Records that describe figures:
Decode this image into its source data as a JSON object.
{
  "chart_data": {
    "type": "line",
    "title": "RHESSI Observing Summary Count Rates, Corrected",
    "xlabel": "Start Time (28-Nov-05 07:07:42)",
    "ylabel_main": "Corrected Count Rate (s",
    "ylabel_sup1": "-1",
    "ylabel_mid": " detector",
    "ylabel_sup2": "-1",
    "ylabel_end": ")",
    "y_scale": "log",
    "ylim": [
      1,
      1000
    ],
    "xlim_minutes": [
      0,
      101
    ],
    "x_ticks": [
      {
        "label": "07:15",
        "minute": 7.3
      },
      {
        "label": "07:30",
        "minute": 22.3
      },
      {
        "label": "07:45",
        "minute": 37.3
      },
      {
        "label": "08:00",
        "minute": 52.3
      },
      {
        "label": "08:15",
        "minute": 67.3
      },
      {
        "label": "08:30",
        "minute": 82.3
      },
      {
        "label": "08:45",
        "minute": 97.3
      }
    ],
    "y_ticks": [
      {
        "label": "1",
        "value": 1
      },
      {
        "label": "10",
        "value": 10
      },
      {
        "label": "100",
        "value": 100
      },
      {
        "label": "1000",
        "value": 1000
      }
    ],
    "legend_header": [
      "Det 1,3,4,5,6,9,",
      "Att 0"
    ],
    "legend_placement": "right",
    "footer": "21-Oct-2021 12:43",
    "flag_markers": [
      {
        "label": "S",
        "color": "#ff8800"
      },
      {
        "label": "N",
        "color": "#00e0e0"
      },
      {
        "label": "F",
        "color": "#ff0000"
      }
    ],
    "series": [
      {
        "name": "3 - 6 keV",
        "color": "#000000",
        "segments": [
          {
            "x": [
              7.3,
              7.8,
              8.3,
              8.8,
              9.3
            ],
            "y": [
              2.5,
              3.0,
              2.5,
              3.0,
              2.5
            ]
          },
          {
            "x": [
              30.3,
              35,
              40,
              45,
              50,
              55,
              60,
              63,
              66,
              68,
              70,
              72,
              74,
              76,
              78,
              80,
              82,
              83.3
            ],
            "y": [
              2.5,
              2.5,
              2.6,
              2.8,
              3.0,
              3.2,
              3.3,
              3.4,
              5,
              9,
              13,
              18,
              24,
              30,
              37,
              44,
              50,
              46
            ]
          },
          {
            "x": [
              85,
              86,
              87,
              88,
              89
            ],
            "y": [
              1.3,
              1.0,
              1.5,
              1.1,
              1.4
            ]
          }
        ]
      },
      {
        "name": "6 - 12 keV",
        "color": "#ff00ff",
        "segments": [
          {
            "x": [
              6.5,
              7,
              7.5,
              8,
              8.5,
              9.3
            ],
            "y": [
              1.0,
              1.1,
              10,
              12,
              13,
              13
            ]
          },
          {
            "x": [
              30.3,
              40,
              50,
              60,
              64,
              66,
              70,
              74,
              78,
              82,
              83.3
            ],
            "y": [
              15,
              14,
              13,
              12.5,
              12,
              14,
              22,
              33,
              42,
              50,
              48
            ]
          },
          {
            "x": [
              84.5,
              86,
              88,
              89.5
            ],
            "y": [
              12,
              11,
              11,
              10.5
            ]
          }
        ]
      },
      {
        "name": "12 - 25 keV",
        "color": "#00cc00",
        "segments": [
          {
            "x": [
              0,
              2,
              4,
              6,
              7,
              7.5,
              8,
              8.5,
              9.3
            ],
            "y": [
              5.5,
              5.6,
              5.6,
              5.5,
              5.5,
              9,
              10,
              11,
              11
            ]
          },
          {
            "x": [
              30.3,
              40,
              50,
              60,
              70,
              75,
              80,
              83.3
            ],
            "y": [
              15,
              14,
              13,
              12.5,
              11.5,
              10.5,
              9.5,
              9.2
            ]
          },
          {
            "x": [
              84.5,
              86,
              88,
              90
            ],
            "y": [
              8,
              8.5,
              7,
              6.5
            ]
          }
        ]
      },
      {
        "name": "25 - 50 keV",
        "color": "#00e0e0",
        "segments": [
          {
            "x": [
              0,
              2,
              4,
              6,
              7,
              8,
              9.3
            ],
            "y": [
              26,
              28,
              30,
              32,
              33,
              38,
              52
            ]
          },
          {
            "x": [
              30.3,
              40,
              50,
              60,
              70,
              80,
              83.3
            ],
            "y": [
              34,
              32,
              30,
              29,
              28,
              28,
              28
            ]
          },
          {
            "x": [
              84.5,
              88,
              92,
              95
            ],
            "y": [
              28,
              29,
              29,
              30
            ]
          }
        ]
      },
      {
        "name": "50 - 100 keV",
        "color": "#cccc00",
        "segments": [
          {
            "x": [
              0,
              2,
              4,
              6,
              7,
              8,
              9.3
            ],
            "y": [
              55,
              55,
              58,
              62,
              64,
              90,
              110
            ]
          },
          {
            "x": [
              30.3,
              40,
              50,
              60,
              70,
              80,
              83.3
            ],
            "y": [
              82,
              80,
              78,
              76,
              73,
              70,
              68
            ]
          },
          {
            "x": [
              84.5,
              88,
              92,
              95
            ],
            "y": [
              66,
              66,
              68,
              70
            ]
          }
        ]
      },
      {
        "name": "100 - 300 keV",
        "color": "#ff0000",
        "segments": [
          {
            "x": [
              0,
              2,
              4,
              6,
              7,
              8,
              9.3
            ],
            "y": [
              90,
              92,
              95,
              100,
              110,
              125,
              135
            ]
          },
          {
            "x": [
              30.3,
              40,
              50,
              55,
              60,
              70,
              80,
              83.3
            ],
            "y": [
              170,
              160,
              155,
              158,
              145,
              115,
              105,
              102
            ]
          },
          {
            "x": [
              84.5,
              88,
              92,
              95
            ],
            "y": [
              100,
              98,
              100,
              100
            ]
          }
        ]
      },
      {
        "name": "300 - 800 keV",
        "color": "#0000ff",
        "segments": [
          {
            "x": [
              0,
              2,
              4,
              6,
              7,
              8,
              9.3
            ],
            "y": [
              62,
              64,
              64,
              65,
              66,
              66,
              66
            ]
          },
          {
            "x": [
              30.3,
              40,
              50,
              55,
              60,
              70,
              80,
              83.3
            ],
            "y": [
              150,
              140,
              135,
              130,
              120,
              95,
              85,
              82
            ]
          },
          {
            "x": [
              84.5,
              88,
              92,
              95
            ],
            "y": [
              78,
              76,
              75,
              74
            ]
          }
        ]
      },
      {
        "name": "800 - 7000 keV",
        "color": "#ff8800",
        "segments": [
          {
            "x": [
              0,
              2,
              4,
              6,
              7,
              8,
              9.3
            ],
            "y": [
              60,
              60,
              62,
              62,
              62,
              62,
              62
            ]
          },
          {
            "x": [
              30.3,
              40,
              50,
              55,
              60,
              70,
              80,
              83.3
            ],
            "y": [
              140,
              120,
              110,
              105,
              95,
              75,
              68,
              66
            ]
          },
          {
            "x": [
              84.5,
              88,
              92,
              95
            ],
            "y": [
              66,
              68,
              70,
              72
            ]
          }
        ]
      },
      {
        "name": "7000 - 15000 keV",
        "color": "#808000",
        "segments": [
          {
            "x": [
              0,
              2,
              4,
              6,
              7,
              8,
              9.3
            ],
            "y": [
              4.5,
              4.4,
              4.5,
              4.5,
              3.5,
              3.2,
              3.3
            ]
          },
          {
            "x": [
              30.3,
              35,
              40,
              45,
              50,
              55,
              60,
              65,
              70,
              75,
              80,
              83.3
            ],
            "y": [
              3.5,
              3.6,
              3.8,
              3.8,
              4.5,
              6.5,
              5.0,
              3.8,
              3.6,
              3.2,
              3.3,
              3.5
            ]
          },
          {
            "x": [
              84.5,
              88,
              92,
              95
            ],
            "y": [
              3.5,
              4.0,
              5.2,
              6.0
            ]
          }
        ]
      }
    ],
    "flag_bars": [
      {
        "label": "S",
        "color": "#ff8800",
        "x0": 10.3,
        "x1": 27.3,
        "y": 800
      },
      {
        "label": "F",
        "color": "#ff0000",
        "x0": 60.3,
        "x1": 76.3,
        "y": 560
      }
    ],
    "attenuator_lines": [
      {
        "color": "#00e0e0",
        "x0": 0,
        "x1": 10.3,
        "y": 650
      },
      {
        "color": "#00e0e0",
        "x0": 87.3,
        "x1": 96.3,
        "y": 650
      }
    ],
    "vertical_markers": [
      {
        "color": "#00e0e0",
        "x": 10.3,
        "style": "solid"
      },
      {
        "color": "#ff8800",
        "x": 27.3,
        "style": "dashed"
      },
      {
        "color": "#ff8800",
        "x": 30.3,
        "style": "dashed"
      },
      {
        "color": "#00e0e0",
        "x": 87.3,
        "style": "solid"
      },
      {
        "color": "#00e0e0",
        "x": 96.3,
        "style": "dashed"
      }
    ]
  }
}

* **What you will do**: Collect the lines of the records that include the string "Count".

* **Response to this exercise**:
    "title": "RHESSI Observing Summary Count Rates, Corrected",
    "ylabel_main": "Corrected Count Rate (s",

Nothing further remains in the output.